* begin MATERIAL FOR THIS TASK *

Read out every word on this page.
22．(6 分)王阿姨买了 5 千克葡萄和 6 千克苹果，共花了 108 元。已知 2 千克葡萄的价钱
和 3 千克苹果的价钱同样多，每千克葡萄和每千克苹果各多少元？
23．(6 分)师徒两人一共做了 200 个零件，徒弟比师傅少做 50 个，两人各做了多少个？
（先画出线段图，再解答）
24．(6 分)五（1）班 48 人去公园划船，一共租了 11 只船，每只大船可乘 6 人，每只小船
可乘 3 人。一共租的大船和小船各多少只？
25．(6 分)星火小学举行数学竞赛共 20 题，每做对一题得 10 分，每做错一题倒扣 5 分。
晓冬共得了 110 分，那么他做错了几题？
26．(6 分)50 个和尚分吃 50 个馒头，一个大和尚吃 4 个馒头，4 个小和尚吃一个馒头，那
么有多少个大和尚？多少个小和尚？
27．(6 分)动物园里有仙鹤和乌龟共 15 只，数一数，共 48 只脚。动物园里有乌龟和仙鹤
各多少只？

* end MATERIAL FOR THIS TASK *

* _SHORT TASK_
Can you restate every record above word for word?

* _SOLVED PROBLEM_
Read out every word on this page.
22．(6 分)王阿姨买了 5 千克葡萄和 6 千克苹果，共花了 108 元。已知 2 千克葡萄的价钱
和 3 千克苹果的价钱同样多，每千克葡萄和每千克苹果各多少元？
23．(6 分)师徒两人一共做了 200 个零件，徒弟比师傅少做 50 个，两人各做了多少个？
（先画出线段图，再解答）
24．(6 分)五（1）班 48 人去公园划船，一共租了 11 只船，每只大船可乘 6 人，每只小船
可乘 3 人。一共租的大船和小船各多少只？
25．(6 分)星火小学举行数学竞赛共 20 题，每做对一题得 10 分，每做错一题倒扣 5 分。
晓冬共得了 110 分，那么他做错了几题？
26．(6 分)50 个和尚分吃 50 个馒头，一个大和尚吃 4 个馒头，4 个小和尚吃一个馒头，那
么有多少个大和尚？多少个小和尚？
27．(6 分)动物园里有仙鹤和乌龟共 15 只，数一数，共 48 只脚。动物园里有乌龟和仙鹤
各多少只？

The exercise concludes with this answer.